#### DATASET
>> start

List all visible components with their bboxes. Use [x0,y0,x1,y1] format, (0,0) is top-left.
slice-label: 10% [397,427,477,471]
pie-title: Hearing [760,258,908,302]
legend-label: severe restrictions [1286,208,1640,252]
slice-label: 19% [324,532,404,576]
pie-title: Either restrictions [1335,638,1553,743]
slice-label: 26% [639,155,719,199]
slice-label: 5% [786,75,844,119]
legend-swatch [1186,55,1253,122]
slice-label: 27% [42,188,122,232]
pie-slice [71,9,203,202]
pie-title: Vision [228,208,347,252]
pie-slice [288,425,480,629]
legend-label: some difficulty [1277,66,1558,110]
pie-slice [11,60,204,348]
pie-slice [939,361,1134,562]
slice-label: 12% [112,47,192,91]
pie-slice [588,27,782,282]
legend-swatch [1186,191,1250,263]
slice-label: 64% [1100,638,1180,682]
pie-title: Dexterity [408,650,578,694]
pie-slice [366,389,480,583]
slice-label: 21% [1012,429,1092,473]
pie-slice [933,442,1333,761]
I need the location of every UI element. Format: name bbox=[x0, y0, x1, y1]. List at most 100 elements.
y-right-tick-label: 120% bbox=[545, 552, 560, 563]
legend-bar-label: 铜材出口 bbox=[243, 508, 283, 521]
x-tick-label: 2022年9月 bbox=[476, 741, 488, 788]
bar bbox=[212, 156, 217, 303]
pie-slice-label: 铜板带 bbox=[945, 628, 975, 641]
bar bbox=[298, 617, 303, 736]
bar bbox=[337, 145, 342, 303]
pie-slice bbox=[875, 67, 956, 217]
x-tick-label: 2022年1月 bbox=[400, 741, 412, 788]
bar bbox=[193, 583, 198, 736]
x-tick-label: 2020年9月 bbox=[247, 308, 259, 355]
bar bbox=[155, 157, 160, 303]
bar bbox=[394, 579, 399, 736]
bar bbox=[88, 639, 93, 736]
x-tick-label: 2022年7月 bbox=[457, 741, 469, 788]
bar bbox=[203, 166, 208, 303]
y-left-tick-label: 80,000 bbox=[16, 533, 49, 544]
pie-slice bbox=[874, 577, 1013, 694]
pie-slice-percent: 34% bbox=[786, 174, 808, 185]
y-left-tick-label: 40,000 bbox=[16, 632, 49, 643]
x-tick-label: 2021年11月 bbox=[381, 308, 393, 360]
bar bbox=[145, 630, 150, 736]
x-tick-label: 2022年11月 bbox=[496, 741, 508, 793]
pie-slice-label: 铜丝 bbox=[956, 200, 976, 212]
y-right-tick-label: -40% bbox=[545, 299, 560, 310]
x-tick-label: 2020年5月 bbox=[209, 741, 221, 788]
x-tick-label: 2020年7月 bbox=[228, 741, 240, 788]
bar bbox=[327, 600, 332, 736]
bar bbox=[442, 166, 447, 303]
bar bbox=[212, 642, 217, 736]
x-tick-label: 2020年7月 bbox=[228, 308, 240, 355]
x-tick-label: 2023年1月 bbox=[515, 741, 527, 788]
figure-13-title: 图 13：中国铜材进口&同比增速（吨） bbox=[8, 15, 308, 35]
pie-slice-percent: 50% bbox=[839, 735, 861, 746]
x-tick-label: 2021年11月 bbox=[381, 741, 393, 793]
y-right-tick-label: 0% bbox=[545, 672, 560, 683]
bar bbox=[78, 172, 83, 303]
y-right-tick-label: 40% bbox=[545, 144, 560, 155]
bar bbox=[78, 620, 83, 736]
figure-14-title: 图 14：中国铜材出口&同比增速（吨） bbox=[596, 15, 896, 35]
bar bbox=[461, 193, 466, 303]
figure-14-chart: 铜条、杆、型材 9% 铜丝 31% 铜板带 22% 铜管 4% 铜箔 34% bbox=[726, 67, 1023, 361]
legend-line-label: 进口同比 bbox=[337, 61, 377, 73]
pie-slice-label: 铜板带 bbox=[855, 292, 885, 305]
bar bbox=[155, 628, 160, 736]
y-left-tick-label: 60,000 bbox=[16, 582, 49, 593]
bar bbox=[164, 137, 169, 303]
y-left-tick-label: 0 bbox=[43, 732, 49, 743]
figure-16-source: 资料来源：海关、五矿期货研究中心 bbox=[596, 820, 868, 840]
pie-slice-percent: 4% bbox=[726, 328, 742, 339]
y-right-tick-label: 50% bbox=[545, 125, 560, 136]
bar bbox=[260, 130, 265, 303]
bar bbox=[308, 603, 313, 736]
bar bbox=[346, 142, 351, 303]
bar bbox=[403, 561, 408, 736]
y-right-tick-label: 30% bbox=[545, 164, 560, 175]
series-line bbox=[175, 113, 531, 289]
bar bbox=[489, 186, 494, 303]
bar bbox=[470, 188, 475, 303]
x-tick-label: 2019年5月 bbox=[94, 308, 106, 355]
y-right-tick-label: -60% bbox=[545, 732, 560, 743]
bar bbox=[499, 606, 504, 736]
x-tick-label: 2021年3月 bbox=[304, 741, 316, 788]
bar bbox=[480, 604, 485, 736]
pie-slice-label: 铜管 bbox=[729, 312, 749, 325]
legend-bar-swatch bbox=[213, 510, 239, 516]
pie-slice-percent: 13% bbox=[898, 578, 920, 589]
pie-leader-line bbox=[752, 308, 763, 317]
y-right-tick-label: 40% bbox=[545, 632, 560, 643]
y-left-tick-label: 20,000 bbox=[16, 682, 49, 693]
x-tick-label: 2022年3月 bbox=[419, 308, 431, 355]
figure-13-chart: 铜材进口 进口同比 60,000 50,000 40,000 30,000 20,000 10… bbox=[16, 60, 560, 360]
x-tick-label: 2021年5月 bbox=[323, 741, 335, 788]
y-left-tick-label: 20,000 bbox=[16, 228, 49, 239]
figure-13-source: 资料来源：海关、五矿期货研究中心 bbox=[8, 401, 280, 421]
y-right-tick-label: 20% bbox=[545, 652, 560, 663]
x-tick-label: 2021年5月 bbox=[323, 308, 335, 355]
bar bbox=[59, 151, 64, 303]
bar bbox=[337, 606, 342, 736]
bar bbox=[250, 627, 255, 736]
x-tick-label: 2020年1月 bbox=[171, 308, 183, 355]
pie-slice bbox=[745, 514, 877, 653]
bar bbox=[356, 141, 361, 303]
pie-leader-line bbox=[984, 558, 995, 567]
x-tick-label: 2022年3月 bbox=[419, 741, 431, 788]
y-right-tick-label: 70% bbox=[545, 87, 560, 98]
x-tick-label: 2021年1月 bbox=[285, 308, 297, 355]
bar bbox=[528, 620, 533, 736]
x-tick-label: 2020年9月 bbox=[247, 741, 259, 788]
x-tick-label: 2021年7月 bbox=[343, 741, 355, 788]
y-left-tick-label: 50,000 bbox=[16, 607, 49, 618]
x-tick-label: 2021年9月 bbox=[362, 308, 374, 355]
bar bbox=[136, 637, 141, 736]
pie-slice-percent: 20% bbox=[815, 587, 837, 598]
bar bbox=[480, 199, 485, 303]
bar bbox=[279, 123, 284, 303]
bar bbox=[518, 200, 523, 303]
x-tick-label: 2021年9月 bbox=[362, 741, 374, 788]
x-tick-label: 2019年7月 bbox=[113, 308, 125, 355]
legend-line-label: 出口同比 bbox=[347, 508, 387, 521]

>> end

#### PROBLEM DETAILS
Turn every line of the records above into a Markdown table with the columns "No." and "Entry", numbering the rows in order. Leave out blank lines.

#### IN RESPONSE
| No. | Entry |
|---|---|
| 1 | List all visible components with their bboxes. Use [x0,y0,x1,y1] format, (0,0) is top-left. |
| 2 | slice-label: 10% [397,427,477,471] |
| 3 | pie-title: Hearing [760,258,908,302] |
| 4 | legend-label: severe restrictions [1286,208,1640,252] |
| 5 | slice-label: 19% [324,532,404,576] |
| 6 | pie-title: Either restrictions [1335,638,1553,743] |
| 7 | slice-label: 26% [639,155,719,199] |
| 8 | slice-label: 5% [786,75,844,119] |
| 9 | legend-swatch [1186,55,1253,122] |
| 10 | slice-label: 27% [42,188,122,232] |
| 11 | pie-slice [71,9,203,202] |
| 12 | pie-title: Vision [228,208,347,252] |
| 13 | pie-slice [288,425,480,629] |
| 14 | legend-label: some difficulty [1277,66,1558,110] |
| 15 | pie-slice [11,60,204,348] |
| 16 | pie-slice [939,361,1134,562] |
| 17 | slice-label: 12% [112,47,192,91] |
| 18 | pie-slice [588,27,782,282] |
| 19 | legend-swatch [1186,191,1250,263] |
| 20 | slice-label: 64% [1100,638,1180,682] |
| 21 | pie-title: Dexterity [408,650,578,694] |
| 22 | pie-slice [366,389,480,583] |
| 23 | slice-label: 21% [1012,429,1092,473] |
| 24 | pie-slice [933,442,1333,761] |
| 25 | I need the location of every UI element. Format: name bbox=[x0, y0, x1, y1]. List at most 100 elements. |
| 26 | y-right-tick-label: 120% bbox=[545, 552, 560, 563] |
| 27 | legend-bar-label: 铜材出口 bbox=[243, 508, 283, 521] |
| 28 | x-tick-label: 2022年9月 bbox=[476, 741, 488, 788] |
| 29 | bar bbox=[212, 156, 217, 303] |
| 30 | pie-slice-label: 铜板带 bbox=[945, 628, 975, 641] |
| 31 | bar bbox=[298, 617, 303, 736] |
| 32 | bar bbox=[337, 145, 342, 303] |
| 33 | pie-slice bbox=[875, 67, 956, 217] |
| 34 | x-tick-label: 2022年1月 bbox=[400, 741, 412, 788] |
| 35 | bar bbox=[193, 583, 198, 736] |
| 36 | x-tick-label: 2020年9月 bbox=[247, 308, 259, 355] |
| 37 | bar bbox=[155, 157, 160, 303] |
| 38 | bar bbox=[394, 579, 399, 736] |
| 39 | bar bbox=[88, 639, 93, 736] |
| 40 | x-tick-label: 2022年7月 bbox=[457, 741, 469, 788] |
| 41 | bar bbox=[203, 166, 208, 303] |
| 42 | y-left-tick-label: 80,000 bbox=[16, 533, 49, 544] |
| 43 | pie-slice bbox=[874, 577, 1013, 694] |
| 44 | pie-slice-percent: 34% bbox=[786, 174, 808, 185] |
| 45 | y-left-tick-label: 40,000 bbox=[16, 632, 49, 643] |
| 46 | x-tick-label: 2021年11月 bbox=[381, 308, 393, 360] |
| 47 | bar bbox=[145, 630, 150, 736] |
| 48 | x-tick-label: 2022年11月 bbox=[496, 741, 508, 793] |
| 49 | pie-slice-label: 铜丝 bbox=[956, 200, 976, 212] |
| 50 | y-right-tick-label: -40% bbox=[545, 299, 560, 310] |
| 51 | x-tick-label: 2020年5月 bbox=[209, 741, 221, 788] |
| 52 | x-tick-label: 2020年7月 bbox=[228, 741, 240, 788] |
| 53 | bar bbox=[327, 600, 332, 736] |
| 54 | bar bbox=[442, 166, 447, 303] |
| 55 | bar bbox=[212, 642, 217, 736] |
| 56 | x-tick-label: 2020年7月 bbox=[228, 308, 240, 355] |
| 57 | x-tick-label: 2023年1月 bbox=[515, 741, 527, 788] |
| 58 | figure-13-title: 图 13：中国铜材进口&同比增速（吨） bbox=[8, 15, 308, 35] |
| 59 | pie-slice-percent: 50% bbox=[839, 735, 861, 746] |
| 60 | x-tick-label: 2021年11月 bbox=[381, 741, 393, 793] |
| 61 | y-right-tick-label: 0% bbox=[545, 672, 560, 683] |
| 62 | bar bbox=[78, 172, 83, 303] |
| 63 | y-right-tick-label: 40% bbox=[545, 144, 560, 155] |
| 64 | bar bbox=[78, 620, 83, 736] |
| 65 | figure-14-title: 图 14：中国铜材出口&同比增速（吨） bbox=[596, 15, 896, 35] |
| 66 | bar bbox=[461, 193, 466, 303] |
| 67 | figure-14-chart: 铜条、杆、型材 9% 铜丝 31% 铜板带 22% 铜管 4% 铜箔 34% bbox=[726, 67, 1023, 361] |
| 68 | legend-line-label: 进口同比 bbox=[337, 61, 377, 73] |
| 69 | pie-slice-label: 铜板带 bbox=[855, 292, 885, 305] |
| 70 | bar bbox=[155, 628, 160, 736] |
| 71 | y-left-tick-label: 60,000 bbox=[16, 582, 49, 593] |
| 72 | bar bbox=[164, 137, 169, 303] |
| 73 | y-left-tick-label: 0 bbox=[43, 732, 49, 743] |
| 74 | figure-16-source: 资料来源：海关、五矿期货研究中心 bbox=[596, 820, 868, 840] |
| 75 | pie-slice-percent: 4% bbox=[726, 328, 742, 339] |
| 76 | y-right-tick-label: 50% bbox=[545, 125, 560, 136] |
| 77 | bar bbox=[260, 130, 265, 303] |
| 78 | bar bbox=[308, 603, 313, 736] |
| 79 | bar bbox=[346, 142, 351, 303] |
| 80 | bar bbox=[403, 561, 408, 736] |
| 81 | y-right-tick-label: 30% bbox=[545, 164, 560, 175] |
| 82 | series-line bbox=[175, 113, 531, 289] |
| 83 | bar bbox=[489, 186, 494, 303] |
| 84 | bar bbox=[470, 188, 475, 303] |
| 85 | x-tick-label: 2019年5月 bbox=[94, 308, 106, 355] |
| 86 | y-right-tick-label: -60% bbox=[545, 732, 560, 743] |
| 87 | bar bbox=[499, 606, 504, 736] |
| 88 | x-tick-label: 2021年3月 bbox=[304, 741, 316, 788] |
| 89 | bar bbox=[480, 604, 485, 736] |
| 90 | pie-slice-label: 铜管 bbox=[729, 312, 749, 325] |
| 91 | legend-bar-swatch bbox=[213, 510, 239, 516] |
| 92 | pie-slice-percent: 13% bbox=[898, 578, 920, 589] |
| 93 | pie-leader-line bbox=[752, 308, 763, 317] |
| 94 | y-right-tick-label: 40% bbox=[545, 632, 560, 643] |
| 95 | y-left-tick-label: 20,000 bbox=[16, 682, 49, 693] |
| 96 | x-tick-label: 2022年3月 bbox=[419, 308, 431, 355] |
| 97 | figure-13-chart: 铜材进口 进口同比 60,000 50,000 40,000 30,000 20,000 10… bbox=[16, 60, 560, 360] |
| 98 | x-tick-label: 2021年5月 bbox=[323, 741, 335, 788] |
| 99 | y-left-tick-label: 20,000 bbox=[16, 228, 49, 239] |
| 100 | figure-13-source: 资料来源：海关、五矿期货研究中心 bbox=[8, 401, 280, 421] |
| 101 | y-right-tick-label: 20% bbox=[545, 652, 560, 663] |
| 102 | x-tick-label: 2021年5月 bbox=[323, 308, 335, 355] |
| 103 | bar bbox=[59, 151, 64, 303] |
| 104 | bar bbox=[337, 606, 342, 736] |
| 105 | bar bbox=[250, 627, 255, 736] |
| 106 | x-tick-label: 2020年1月 bbox=[171, 308, 183, 355] |
| 107 | pie-slice bbox=[745, 514, 877, 653] |
| 108 | bar bbox=[356, 141, 361, 303] |
| 109 | pie-leader-line bbox=[984, 558, 995, 567] |
| 110 | x-tick-label: 2022年3月 bbox=[419, 741, 431, 788] |
| 111 | y-right-tick-label: 70% bbox=[545, 87, 560, 98] |
| 112 | x-tick-label: 2021年1月 bbox=[285, 308, 297, 355] |
| 113 | bar bbox=[528, 620, 533, 736] |
| 114 | x-tick-label: 2020年9月 bbox=[247, 741, 259, 788] |
| 115 | x-tick-label: 2021年7月 bbox=[343, 741, 355, 788] |
| 116 | y-left-tick-label: 50,000 bbox=[16, 607, 49, 618] |
| 117 | x-tick-label: 2021年9月 bbox=[362, 308, 374, 355] |
| 118 | bar bbox=[136, 637, 141, 736] |
| 119 | pie-slice-percent: 20% bbox=[815, 587, 837, 598] |
| 120 | bar bbox=[480, 199, 485, 303] |
| 121 | bar bbox=[279, 123, 284, 303] |
| 122 | bar bbox=[518, 200, 523, 303] |
| 123 | x-tick-label: 2021年9月 bbox=[362, 741, 374, 788] |
| 124 | x-tick-label: 2019年7月 bbox=[113, 308, 125, 355] |
| 125 | legend-line-label: 出口同比 bbox=[347, 508, 387, 521] |